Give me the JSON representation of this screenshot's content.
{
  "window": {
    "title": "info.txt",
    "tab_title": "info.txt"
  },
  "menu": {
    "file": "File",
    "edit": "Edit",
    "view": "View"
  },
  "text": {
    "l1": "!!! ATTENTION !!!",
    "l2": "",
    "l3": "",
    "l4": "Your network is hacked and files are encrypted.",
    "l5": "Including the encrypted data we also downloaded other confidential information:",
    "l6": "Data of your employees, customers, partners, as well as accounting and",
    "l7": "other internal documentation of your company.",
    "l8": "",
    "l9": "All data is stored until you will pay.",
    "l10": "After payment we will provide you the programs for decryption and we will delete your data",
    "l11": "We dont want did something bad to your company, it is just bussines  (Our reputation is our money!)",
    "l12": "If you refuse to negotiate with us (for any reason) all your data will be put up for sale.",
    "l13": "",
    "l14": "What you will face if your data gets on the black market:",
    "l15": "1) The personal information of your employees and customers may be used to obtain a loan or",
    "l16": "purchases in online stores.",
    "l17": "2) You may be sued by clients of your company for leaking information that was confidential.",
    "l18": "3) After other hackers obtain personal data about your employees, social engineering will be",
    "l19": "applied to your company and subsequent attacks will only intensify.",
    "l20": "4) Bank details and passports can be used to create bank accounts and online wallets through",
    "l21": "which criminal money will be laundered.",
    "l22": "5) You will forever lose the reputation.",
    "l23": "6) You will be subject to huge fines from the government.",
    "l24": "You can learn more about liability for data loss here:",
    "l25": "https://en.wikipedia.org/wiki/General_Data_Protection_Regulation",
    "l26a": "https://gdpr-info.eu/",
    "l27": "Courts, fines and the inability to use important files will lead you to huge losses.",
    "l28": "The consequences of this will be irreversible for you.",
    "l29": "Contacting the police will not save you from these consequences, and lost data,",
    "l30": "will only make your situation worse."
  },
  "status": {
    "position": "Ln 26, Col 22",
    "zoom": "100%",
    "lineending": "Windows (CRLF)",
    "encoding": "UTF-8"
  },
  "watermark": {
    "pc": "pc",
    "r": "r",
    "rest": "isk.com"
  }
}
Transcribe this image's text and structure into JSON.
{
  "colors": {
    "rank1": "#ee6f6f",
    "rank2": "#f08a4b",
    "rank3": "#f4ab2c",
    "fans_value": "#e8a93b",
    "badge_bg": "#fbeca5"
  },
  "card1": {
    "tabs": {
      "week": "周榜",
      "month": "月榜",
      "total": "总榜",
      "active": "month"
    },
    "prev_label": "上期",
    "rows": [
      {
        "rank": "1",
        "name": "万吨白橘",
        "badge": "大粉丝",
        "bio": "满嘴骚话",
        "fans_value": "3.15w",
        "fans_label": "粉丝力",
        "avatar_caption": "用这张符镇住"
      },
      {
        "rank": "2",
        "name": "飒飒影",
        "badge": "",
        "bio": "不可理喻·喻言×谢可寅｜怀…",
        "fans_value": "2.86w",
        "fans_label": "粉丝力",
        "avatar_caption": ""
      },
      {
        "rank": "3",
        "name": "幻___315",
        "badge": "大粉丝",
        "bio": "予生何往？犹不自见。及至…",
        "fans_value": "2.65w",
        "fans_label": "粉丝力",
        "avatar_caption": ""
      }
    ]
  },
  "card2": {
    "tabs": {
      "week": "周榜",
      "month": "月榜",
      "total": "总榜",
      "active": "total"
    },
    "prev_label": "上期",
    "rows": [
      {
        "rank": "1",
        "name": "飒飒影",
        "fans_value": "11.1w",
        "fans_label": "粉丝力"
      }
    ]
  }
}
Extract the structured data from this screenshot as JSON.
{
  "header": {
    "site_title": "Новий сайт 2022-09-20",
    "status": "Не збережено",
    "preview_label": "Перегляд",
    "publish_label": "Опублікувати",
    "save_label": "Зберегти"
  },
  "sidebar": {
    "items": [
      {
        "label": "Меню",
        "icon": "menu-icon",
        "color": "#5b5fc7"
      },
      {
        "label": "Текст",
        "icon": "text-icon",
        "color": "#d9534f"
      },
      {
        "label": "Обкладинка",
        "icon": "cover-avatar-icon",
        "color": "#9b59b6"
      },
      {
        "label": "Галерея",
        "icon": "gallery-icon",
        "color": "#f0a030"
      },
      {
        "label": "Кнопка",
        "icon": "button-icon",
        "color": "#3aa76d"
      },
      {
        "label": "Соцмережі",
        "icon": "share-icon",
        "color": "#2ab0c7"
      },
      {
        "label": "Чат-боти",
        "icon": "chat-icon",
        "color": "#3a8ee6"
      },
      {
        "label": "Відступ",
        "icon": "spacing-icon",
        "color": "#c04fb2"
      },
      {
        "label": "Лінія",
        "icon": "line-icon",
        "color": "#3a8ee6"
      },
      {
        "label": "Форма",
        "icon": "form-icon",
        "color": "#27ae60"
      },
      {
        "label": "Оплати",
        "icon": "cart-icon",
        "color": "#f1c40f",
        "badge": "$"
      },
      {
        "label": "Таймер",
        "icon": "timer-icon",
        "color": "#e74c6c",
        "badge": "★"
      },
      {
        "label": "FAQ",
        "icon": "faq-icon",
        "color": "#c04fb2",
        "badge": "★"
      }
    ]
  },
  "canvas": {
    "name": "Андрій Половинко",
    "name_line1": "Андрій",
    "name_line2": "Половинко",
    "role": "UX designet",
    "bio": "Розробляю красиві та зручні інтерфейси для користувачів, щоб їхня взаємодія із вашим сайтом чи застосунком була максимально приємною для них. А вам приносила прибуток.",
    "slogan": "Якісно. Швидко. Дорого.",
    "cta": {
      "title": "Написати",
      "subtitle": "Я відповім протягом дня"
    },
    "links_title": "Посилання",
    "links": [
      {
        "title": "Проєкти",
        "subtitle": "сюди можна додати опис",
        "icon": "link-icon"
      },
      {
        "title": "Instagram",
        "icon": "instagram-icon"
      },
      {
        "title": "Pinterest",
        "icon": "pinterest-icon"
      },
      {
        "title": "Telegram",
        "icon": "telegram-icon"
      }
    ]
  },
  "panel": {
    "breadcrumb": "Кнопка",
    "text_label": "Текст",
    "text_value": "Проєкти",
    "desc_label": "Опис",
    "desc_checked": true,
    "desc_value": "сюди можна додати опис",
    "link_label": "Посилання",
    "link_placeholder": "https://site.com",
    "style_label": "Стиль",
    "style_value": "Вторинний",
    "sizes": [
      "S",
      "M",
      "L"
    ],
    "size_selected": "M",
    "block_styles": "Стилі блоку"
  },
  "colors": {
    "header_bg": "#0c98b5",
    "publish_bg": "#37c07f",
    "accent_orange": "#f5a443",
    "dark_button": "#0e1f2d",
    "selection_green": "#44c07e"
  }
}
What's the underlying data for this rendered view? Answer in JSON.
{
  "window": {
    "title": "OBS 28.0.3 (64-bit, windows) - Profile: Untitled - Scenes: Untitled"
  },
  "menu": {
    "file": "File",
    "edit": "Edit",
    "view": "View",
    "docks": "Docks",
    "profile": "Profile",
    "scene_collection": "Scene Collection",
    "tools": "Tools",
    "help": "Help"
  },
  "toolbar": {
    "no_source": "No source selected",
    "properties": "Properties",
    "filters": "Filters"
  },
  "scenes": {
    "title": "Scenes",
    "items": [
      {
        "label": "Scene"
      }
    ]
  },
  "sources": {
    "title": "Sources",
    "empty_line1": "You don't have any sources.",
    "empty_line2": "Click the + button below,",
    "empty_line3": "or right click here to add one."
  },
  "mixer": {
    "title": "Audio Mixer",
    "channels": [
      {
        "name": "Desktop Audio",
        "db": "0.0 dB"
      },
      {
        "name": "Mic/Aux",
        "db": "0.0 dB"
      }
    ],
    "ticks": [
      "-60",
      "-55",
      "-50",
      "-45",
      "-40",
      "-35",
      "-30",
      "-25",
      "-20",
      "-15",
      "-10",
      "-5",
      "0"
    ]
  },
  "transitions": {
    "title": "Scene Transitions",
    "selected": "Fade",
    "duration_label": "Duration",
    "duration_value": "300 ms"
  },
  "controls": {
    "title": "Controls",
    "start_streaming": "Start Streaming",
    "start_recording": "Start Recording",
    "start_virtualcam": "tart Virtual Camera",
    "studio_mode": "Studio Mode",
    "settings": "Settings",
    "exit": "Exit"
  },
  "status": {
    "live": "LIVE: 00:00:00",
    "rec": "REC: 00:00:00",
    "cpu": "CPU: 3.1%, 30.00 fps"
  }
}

########################################

**SHORT PROBLEM**
Go through the material line by line. Show each line that contains the string "customers".

**TASK RESULT**
    "l6": "Data of your employees, customers, partners, as well as accounting and",
    "l15": "1) The personal information of your employees and customers may be used to obtain a loan or",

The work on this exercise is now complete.